> **Directive**:
Take the listing and print it in full, exactly as given.

Excerpts from a figure dataset

====================

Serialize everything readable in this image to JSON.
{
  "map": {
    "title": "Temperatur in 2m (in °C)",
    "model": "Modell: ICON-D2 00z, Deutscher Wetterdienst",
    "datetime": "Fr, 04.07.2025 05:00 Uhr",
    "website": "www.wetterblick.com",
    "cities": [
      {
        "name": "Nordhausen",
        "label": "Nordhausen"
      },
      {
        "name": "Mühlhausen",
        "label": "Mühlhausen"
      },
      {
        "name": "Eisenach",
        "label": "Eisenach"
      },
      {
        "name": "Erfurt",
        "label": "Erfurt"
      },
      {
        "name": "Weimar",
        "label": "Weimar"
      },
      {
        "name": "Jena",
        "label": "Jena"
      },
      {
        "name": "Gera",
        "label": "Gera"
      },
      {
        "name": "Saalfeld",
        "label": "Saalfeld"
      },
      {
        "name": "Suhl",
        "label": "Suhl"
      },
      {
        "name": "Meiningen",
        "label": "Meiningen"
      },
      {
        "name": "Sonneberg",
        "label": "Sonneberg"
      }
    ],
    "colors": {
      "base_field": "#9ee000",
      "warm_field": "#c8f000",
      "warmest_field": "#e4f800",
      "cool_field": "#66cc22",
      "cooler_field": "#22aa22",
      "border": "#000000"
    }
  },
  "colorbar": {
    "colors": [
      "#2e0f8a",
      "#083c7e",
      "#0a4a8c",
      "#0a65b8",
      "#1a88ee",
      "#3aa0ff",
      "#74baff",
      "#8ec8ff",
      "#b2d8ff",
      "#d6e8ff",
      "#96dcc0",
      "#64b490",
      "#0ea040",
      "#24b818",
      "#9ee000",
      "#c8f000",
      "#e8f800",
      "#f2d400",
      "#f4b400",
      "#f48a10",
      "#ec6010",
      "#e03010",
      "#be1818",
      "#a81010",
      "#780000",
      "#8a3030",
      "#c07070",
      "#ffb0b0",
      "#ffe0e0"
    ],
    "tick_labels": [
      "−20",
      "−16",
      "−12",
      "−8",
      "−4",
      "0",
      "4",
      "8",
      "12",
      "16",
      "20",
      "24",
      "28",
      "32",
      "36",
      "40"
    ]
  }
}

====================

> **Response to the exercise**:
Serialize everything readable in this image to JSON.
{
  "map": {
    "title": "Temperatur in 2m (in °C)",
    "model": "Modell: ICON-D2 00z, Deutscher Wetterdienst",
    "datetime": "Fr, 04.07.2025 05:00 Uhr",
    "website": "www.wetterblick.com",
    "cities": [
      {
        "name": "Nordhausen",
        "label": "Nordhausen"
      },
      {
        "name": "Mühlhausen",
        "label": "Mühlhausen"
      },
      {
        "name": "Eisenach",
        "label": "Eisenach"
      },
      {
        "name": "Erfurt",
        "label": "Erfurt"
      },
      {
        "name": "Weimar",
        "label": "Weimar"
      },
      {
        "name": "Jena",
        "label": "Jena"
      },
      {
        "name": "Gera",
        "label": "Gera"
      },
      {
        "name": "Saalfeld",
        "label": "Saalfeld"
      },
      {
        "name": "Suhl",
        "label": "Suhl"
      },
      {
        "name": "Meiningen",
        "label": "Meiningen"
      },
      {
        "name": "Sonneberg",
        "label": "Sonneberg"
      }
    ],
    "colors": {
      "base_field": "#9ee000",
      "warm_field": "#c8f000",
      "warmest_field": "#e4f800",
      "cool_field": "#66cc22",
      "cooler_field": "#22aa22",
      "border": "#000000"
    }
  },
  "colorbar": {
    "colors": [
      "#2e0f8a",
      "#083c7e",
      "#0a4a8c",
      "#0a65b8",
      "#1a88ee",
      "#3aa0ff",
      "#74baff",
      "#8ec8ff",
      "#b2d8ff",
      "#d6e8ff",
      "#96dcc0",
      "#64b490",
      "#0ea040",
      "#24b818",
      "#9ee000",
      "#c8f000",
      "#e8f800",
      "#f2d400",
      "#f4b400",
      "#f48a10",
      "#ec6010",
      "#e03010",
      "#be1818",
      "#a81010",
      "#780000",
      "#8a3030",
      "#c07070",
      "#ffb0b0",
      "#ffe0e0"
    ],
    "tick_labels": [
      "−20",
      "−16",
      "−12",
      "−8",
      "−4",
      "0",
      "4",
      "8",
      "12",
      "16",
      "20",
      "24",
      "28",
      "32",
      "36",
      "40"
    ]
  }
}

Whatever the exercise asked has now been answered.